── Provided material ──

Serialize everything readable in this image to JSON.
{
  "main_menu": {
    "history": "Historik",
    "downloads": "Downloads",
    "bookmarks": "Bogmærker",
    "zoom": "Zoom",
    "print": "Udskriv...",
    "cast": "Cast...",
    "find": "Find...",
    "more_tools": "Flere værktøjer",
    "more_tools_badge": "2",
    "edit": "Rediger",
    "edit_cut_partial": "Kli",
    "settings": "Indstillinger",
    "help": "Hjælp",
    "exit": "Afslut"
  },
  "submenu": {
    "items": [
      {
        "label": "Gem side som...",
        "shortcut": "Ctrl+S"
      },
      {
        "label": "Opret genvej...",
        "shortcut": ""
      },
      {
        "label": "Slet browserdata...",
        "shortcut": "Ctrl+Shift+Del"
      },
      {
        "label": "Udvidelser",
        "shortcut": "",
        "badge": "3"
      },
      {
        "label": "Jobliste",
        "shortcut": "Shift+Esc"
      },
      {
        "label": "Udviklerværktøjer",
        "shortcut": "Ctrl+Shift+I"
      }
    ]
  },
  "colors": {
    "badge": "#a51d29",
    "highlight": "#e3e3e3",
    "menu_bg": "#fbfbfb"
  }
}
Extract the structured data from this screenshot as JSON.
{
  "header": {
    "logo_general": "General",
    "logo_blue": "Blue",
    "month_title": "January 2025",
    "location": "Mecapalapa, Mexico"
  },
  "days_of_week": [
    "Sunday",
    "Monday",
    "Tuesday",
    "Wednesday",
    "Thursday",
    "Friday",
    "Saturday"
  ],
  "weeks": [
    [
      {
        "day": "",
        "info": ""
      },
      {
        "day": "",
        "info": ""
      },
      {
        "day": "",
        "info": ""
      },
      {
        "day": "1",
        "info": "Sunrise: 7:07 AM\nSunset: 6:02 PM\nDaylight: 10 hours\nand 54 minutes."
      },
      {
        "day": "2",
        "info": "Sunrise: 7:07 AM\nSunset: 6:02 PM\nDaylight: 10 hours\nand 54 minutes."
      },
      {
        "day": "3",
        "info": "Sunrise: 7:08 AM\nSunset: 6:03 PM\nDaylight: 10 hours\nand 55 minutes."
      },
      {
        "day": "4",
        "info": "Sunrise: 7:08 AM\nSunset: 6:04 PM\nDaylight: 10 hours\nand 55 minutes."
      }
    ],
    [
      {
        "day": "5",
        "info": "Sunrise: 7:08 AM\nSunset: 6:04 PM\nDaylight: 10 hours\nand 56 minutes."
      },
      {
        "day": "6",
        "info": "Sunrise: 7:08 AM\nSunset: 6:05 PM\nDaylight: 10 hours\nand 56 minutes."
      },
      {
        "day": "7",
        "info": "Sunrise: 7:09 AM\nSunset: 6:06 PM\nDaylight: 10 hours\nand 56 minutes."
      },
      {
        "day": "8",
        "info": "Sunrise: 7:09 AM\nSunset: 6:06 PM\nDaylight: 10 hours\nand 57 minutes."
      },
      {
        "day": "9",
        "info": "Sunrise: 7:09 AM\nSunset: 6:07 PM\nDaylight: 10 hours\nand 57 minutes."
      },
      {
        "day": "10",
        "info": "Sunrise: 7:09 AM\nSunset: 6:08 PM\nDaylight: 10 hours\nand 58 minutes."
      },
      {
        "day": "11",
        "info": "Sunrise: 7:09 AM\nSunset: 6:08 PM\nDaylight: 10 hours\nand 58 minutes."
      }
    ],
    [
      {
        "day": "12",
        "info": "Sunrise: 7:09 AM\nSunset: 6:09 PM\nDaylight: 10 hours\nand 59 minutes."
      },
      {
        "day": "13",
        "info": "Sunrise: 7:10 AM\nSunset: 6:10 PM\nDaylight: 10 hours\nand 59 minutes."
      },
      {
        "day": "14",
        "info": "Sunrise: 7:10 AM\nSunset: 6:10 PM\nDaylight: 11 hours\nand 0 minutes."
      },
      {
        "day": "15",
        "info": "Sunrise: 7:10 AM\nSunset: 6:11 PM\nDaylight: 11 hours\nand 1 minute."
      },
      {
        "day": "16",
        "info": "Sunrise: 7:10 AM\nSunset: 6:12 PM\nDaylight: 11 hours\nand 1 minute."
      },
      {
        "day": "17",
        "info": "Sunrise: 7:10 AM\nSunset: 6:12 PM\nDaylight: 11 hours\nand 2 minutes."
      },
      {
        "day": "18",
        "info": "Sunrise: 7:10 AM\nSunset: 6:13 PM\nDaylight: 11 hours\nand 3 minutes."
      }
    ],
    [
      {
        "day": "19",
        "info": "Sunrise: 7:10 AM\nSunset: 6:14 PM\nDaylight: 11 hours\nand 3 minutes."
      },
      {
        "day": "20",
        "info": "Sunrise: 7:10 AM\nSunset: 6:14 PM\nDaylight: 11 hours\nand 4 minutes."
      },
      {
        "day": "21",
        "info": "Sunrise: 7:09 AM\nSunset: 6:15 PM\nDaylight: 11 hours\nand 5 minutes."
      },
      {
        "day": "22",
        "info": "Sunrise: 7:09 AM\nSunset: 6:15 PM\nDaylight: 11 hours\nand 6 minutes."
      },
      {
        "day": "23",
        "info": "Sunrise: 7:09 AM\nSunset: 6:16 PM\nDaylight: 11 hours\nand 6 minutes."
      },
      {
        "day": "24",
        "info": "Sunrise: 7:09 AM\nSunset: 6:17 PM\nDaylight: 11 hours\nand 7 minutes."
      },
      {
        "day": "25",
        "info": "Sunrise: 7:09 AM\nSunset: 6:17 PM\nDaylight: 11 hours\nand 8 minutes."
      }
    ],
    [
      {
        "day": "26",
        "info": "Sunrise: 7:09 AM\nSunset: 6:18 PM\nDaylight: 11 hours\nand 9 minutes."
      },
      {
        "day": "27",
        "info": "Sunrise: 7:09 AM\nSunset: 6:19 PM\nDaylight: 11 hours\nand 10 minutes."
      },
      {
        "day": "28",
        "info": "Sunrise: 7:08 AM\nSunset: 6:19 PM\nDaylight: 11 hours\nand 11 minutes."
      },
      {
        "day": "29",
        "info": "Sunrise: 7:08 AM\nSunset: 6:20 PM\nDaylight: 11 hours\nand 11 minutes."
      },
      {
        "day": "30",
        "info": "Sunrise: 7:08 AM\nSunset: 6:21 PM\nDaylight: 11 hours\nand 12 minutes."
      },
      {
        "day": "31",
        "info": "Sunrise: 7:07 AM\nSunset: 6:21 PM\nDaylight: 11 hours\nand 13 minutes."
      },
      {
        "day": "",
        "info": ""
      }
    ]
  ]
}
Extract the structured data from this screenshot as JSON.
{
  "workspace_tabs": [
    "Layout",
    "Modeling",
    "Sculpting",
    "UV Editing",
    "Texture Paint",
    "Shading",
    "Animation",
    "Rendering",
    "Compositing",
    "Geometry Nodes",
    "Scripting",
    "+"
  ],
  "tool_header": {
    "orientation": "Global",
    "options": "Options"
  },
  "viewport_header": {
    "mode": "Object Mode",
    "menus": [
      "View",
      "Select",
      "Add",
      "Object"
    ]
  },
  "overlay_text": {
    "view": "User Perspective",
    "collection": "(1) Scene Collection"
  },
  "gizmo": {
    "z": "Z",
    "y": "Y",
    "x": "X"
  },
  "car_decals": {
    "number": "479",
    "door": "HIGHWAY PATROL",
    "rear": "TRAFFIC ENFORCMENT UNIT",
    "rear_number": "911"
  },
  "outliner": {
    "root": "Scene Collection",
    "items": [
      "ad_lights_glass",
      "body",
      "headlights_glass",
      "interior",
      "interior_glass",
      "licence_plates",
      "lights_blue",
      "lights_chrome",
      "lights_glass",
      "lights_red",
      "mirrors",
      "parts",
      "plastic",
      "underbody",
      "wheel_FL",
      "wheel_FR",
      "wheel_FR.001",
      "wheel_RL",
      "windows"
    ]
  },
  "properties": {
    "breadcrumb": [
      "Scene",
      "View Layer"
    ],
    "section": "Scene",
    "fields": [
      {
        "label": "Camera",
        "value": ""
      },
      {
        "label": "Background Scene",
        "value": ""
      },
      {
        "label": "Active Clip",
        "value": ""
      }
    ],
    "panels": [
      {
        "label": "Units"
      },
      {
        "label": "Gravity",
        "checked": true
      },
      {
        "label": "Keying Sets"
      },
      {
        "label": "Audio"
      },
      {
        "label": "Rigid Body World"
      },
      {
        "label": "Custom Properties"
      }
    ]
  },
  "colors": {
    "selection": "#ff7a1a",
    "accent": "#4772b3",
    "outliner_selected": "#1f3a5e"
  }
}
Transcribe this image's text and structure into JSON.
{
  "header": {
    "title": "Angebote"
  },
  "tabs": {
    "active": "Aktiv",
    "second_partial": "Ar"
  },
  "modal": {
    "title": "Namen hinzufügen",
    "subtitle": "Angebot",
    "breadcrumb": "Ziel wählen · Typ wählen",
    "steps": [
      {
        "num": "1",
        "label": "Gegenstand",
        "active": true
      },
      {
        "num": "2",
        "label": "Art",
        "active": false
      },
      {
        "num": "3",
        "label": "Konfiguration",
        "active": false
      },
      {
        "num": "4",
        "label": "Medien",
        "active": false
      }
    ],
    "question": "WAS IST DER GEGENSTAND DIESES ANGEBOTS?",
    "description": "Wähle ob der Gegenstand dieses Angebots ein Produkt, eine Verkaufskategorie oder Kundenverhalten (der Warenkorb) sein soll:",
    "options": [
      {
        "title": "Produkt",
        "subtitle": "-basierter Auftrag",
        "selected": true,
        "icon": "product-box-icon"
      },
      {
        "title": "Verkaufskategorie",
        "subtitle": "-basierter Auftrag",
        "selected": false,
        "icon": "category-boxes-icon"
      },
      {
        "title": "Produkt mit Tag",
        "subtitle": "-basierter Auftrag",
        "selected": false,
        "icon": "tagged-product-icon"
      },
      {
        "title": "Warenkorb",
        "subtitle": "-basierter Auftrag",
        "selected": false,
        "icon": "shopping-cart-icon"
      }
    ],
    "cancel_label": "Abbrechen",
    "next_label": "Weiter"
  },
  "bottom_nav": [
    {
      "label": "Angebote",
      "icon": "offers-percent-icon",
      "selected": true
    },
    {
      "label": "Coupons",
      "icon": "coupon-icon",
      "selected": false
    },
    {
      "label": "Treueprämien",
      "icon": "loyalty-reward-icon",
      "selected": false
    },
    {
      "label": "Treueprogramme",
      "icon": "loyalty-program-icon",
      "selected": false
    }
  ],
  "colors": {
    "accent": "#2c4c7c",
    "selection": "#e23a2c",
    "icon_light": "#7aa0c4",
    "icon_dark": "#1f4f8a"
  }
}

───

Pick out every line above that contains the word "this" and copy it.

*Solution to the exercise*.
Serialize everything readable in this image to JSON.
Extract the structured data from this screenshot as JSON.
Extract the structured data from this screenshot as JSON.
Transcribe this image's text and structure into JSON.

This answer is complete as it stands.